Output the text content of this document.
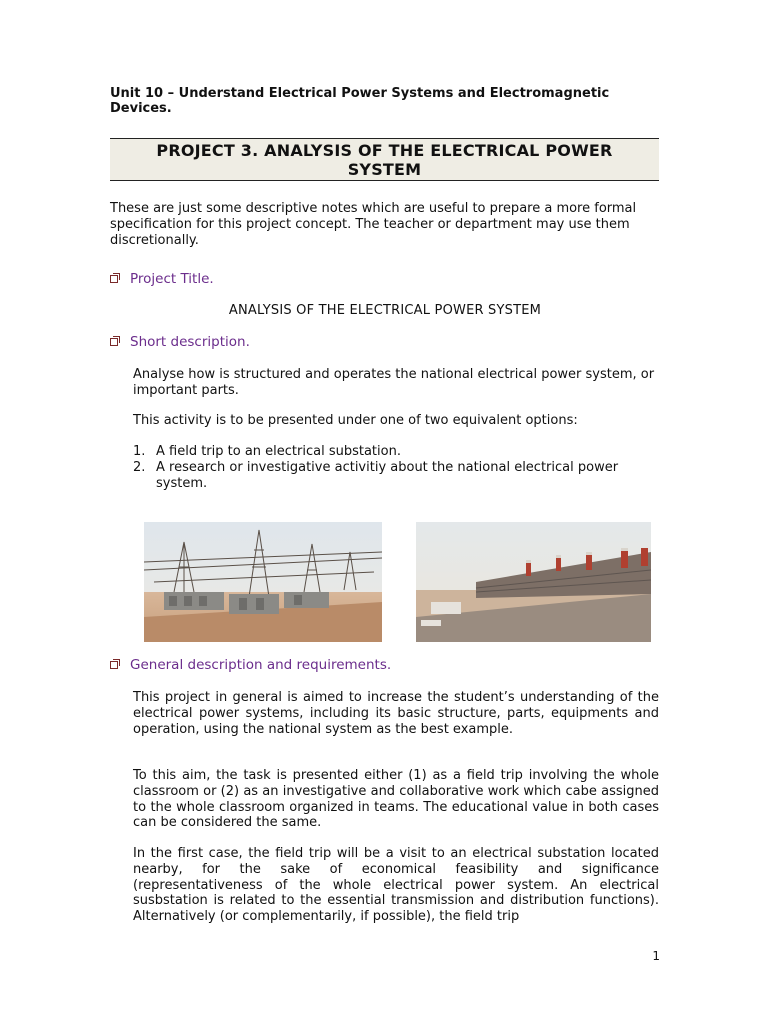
Unit 10 – Understand Electrical Power Systems and Electromagnetic Devices.
PROJECT 3. ANALYSIS OF THE ELECTRICAL POWER SYSTEM

These are just some descriptive notes which are useful to prepare a more formal specification for this project concept. The teacher or department may use them discretionally.

Project Title.
ANALYSIS OF THE ELECTRICAL POWER SYSTEM
Short description.

Analyse how is structured and operates the national electrical power system, or important parts.

This activity is to be presented under one of two equivalent options:

1. A field trip to an electrical substation.
2. A research or investigative activitiy about the national electrical power system.
General description and requirements.

This project in general is aimed to increase the student’s understanding of the electrical power systems, including its basic structure, parts, equipments and operation, using the national system as the best example.

To this aim, the task is presented either (1) as a field trip involving the whole classroom or (2) as an investigative and collaborative work which cabe assigned to the whole classroom organized in teams. The educational value in both cases can be considered the same.

In the first case, the field trip will be a visit to an electrical substation located nearby, for the sake of economical feasibility and significance (representativeness of the whole electrical power system. An electrical susbstation is related to the essential transmission and distribution functions). Alternatively (or complementarily, if possible), the field trip

1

# Request:
Do not copy the pictures, but repeat every line exactly.

# Exercise response:
Output the text content of this document.
Unit 10 – Understand Electrical Power Systems and Electromagnetic Devices.
PROJECT 3. ANALYSIS OF THE ELECTRICAL POWER SYSTEM

These are just some descriptive notes which are useful to prepare a more formal specification for this project concept. The teacher or department may use them discretionally.

Project Title.
ANALYSIS OF THE ELECTRICAL POWER SYSTEM
Short description.

Analyse how is structured and operates the national electrical power system, or important parts.

This activity is to be presented under one of two equivalent options:

1. A field trip to an electrical substation.
2. A research or investigative activitiy about the national electrical power system.
General description and requirements.

This project in general is aimed to increase the student’s understanding of the electrical power systems, including its basic structure, parts, equipments and operation, using the national system as the best example.

To this aim, the task is presented either (1) as a field trip involving the whole classroom or (2) as an investigative and collaborative work which cabe assigned to the whole classroom organized in teams. The educational value in both cases can be considered the same.

In the first case, the field trip will be a visit to an electrical substation located nearby, for the sake of economical feasibility and significance (representativeness of the whole electrical power system. An electrical susbstation is related to the essential transmission and distribution functions). Alternatively (or complementarily, if possible), the field trip

1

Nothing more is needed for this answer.